[Dataset items]

● ● ● ● ●

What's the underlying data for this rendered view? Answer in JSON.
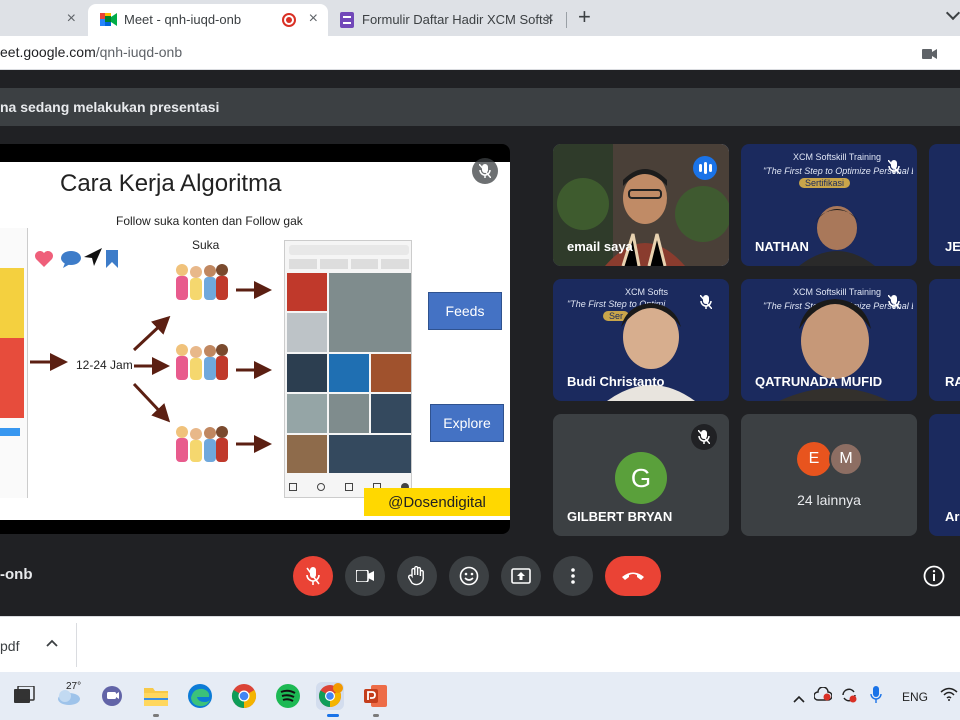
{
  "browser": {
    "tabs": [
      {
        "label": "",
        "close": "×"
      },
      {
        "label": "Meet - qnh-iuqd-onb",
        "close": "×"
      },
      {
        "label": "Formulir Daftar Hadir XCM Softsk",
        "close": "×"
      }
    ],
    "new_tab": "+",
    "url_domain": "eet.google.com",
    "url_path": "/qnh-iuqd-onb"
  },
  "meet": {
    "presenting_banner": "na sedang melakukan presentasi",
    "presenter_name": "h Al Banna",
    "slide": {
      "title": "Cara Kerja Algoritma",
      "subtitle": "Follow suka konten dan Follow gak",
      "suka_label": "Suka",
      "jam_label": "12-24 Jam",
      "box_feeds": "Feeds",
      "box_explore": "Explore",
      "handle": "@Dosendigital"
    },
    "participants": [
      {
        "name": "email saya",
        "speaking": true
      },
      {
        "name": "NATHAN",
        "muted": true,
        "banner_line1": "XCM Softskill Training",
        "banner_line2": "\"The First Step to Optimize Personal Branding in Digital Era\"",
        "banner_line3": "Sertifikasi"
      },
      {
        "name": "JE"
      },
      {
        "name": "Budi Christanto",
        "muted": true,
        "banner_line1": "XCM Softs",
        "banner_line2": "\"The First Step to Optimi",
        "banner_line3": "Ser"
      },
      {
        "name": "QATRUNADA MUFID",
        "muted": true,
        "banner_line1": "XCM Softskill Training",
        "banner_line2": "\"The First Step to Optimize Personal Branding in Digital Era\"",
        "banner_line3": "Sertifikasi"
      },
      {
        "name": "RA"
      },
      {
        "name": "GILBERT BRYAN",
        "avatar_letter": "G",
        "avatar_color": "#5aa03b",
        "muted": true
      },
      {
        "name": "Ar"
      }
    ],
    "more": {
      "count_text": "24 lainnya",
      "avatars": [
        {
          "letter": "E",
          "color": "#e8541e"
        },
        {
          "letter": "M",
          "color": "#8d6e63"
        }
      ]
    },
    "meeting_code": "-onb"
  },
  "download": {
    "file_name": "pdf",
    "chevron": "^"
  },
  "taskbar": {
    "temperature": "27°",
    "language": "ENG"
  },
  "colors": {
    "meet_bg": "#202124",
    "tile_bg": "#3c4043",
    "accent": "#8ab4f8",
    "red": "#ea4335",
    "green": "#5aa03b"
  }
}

● ● ● ● ●

Return each line of the data that contains the string "iuqd".

◆ Solved exercise
        "label": "Meet - qnh-iuqd-onb",
    "url_path": "/qnh-iuqd-onb"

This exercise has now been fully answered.